### [Records for the task]
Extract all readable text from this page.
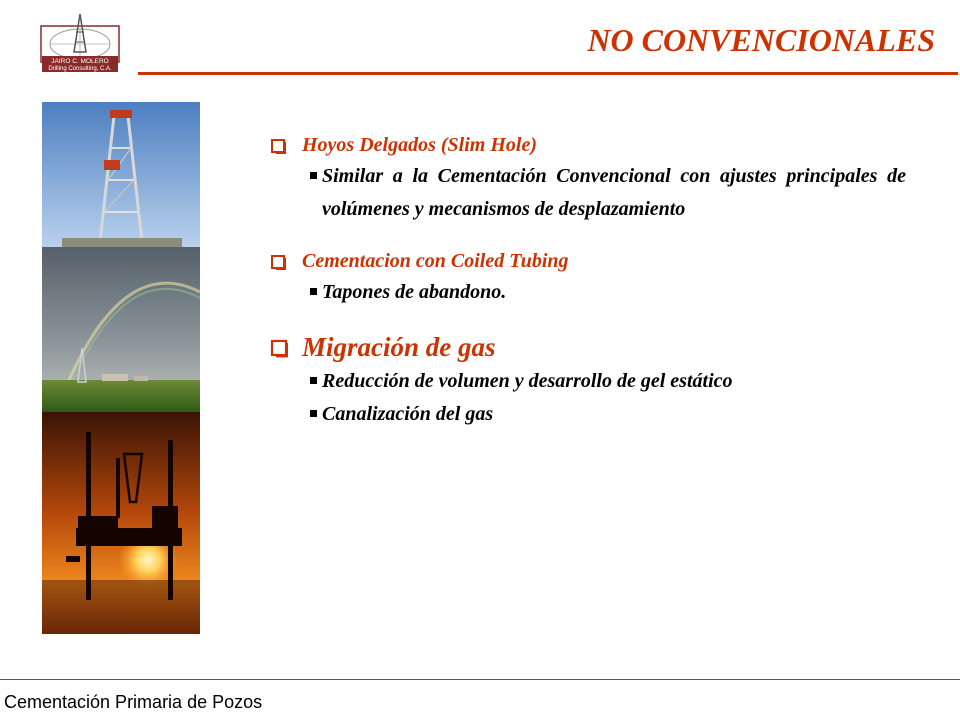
JAIRO C. MOLERO
Drilling Consulting, C.A.
NO CONVENCIONALES
Hoyos Delgados (Slim Hole)
Similar a la Cementación Convencional con ajustes principales de volúmenes y mecanismos de desplazamiento
Cementacion con Coiled Tubing
Tapones de abandono.
Migración de gas
Reducción de volumen y desarrollo de gel estático
Canalización del gas
Cementación Primaria de Pozos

### [Work required]
Keep every word of the data as it is when you write it out, but drop the pictures.

### [Output]
Extract all readable text from this page.
JAIRO C. MOLERO
Drilling Consulting, C.A.
NO CONVENCIONALES
Hoyos Delgados (Slim Hole)
Similar a la Cementación Convencional con ajustes principales de volúmenes y mecanismos de desplazamiento
Cementacion con Coiled Tubing
Tapones de abandono.
Migración de gas
Reducción de volumen y desarrollo de gel estático
Canalización del gas
Cementación Primaria de Pozos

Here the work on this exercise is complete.